### Do this:
Would you copy only the lines below, from the one containing "Transcribe this image's" through the very last one, leaving the pictures out?

### Stored records:

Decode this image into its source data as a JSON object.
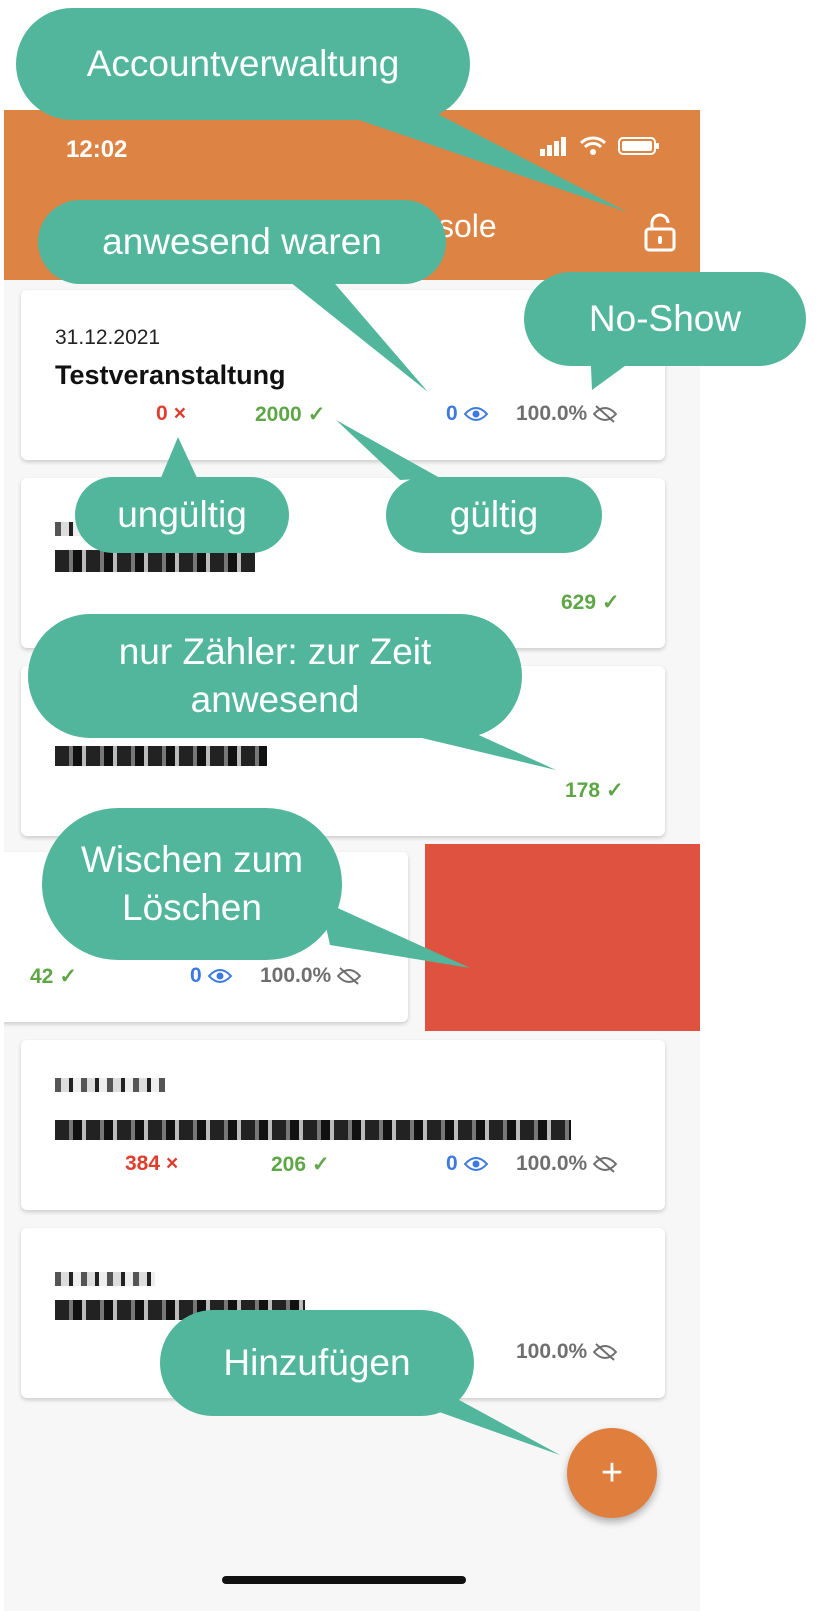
{
  "status_bar": {
    "time": "12:02"
  },
  "app_bar": {
    "title": "sole"
  },
  "cards": [
    {
      "date": "31.12.2021",
      "name": "Testveranstaltung",
      "invalid": "0",
      "valid": "2000",
      "present": "0",
      "noshow": "100.0%"
    },
    {
      "valid": "629"
    },
    {
      "valid": "178"
    },
    {
      "valid": "42",
      "present": "0",
      "noshow": "100.0%"
    },
    {
      "invalid": "384",
      "valid": "206",
      "present": "0",
      "noshow": "100.0%"
    },
    {
      "noshow": "100.0%"
    }
  ],
  "fab": {
    "label": "+"
  },
  "callouts": {
    "account": "Accountverwaltung",
    "present": "anwesend waren",
    "noshow": "No-Show",
    "invalid": "ungültig",
    "valid": "gültig",
    "counter": "nur Zähler: zur Zeit anwesend",
    "swipe": "Wischen zum Löschen",
    "add": "Hinzufügen"
  },
  "colors": {
    "appbar": "#dd8344",
    "callout": "#52b69c",
    "invalid": "#df3e2e",
    "valid": "#5ea646",
    "present": "#3c7ae0",
    "delete": "#e05240"
  },
  "icons": [
    "signal-icon",
    "wifi-icon",
    "battery-icon",
    "lock-icon",
    "cross-icon",
    "check-icon",
    "eye-icon",
    "eye-off-icon",
    "plus-icon"
  ]
}
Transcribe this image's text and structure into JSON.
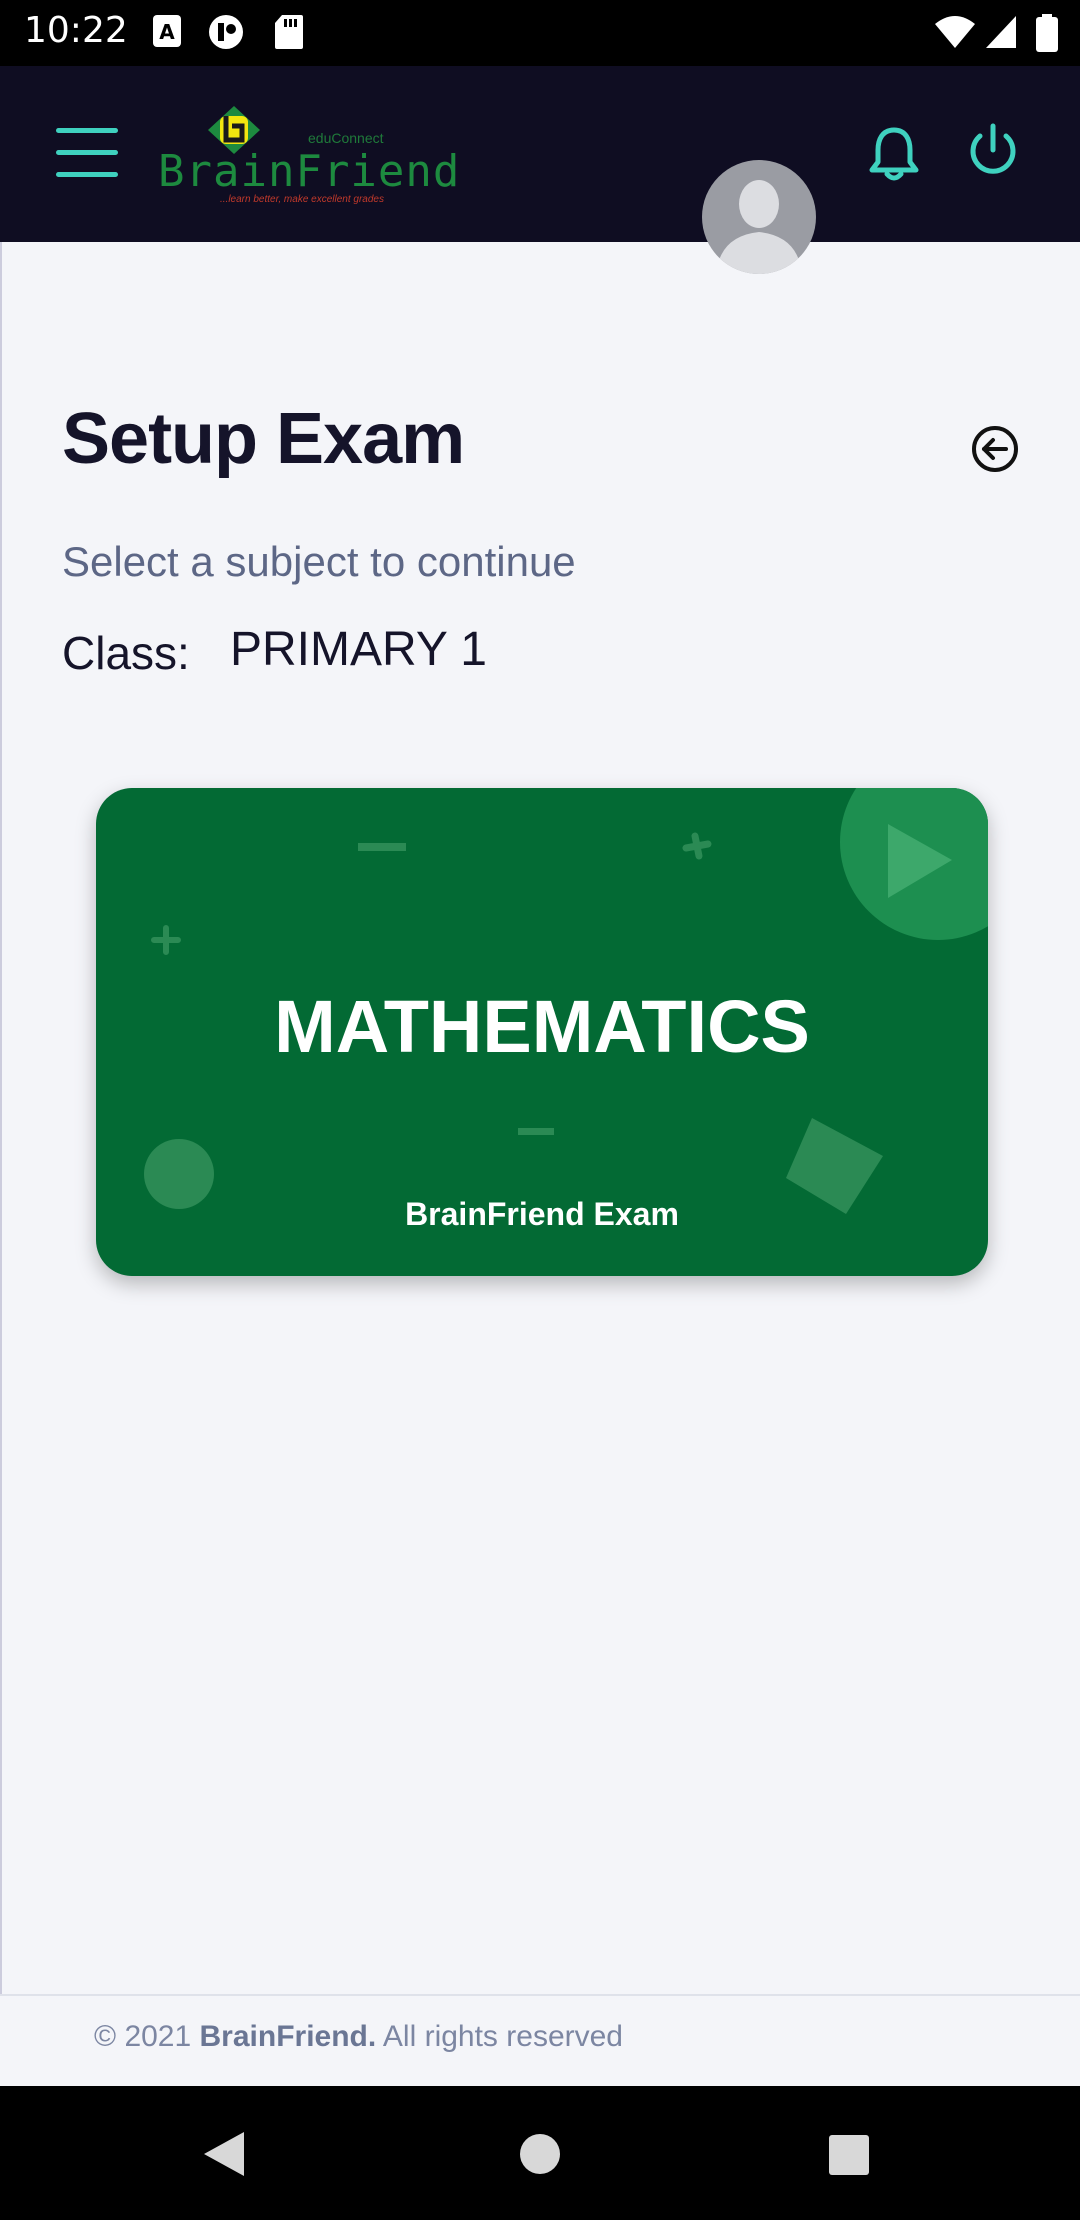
{
  "status_bar": {
    "time": "10:22"
  },
  "header": {
    "logo": {
      "edu": "eduConnect",
      "brand": "BrainFriend",
      "tagline": "...learn better, make excellent grades"
    },
    "menu_icon": "hamburger-menu-icon",
    "notifications_icon": "bell-icon",
    "power_icon": "power-icon",
    "accent_color": "#3fd1bf",
    "background_color": "#0f0d22"
  },
  "page": {
    "title": "Setup Exam",
    "subtitle": "Select a subject to continue",
    "class_label": "Class:",
    "class_value": "PRIMARY 1"
  },
  "subject_card": {
    "subject": "MATHEMATICS",
    "caption": "BrainFriend Exam",
    "color": "#036a34"
  },
  "footer": {
    "prefix": "© 2021 ",
    "brand": "BrainFriend.",
    "suffix": " All rights reserved"
  },
  "nav_bar": {
    "back": "back-icon",
    "home": "home-icon",
    "recents": "recents-icon"
  }
}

### Solution:
Transcribe this image's text and structure into JSON.
{
  "status_bar": {
    "time": "10:22"
  },
  "header": {
    "logo": {
      "edu": "eduConnect",
      "brand": "BrainFriend",
      "tagline": "...learn better, make excellent grades"
    },
    "menu_icon": "hamburger-menu-icon",
    "notifications_icon": "bell-icon",
    "power_icon": "power-icon",
    "accent_color": "#3fd1bf",
    "background_color": "#0f0d22"
  },
  "page": {
    "title": "Setup Exam",
    "subtitle": "Select a subject to continue",
    "class_label": "Class:",
    "class_value": "PRIMARY 1"
  },
  "subject_card": {
    "subject": "MATHEMATICS",
    "caption": "BrainFriend Exam",
    "color": "#036a34"
  },
  "footer": {
    "prefix": "© 2021 ",
    "brand": "BrainFriend.",
    "suffix": " All rights reserved"
  },
  "nav_bar": {
    "back": "back-icon",
    "home": "home-icon",
    "recents": "recents-icon"
  }
}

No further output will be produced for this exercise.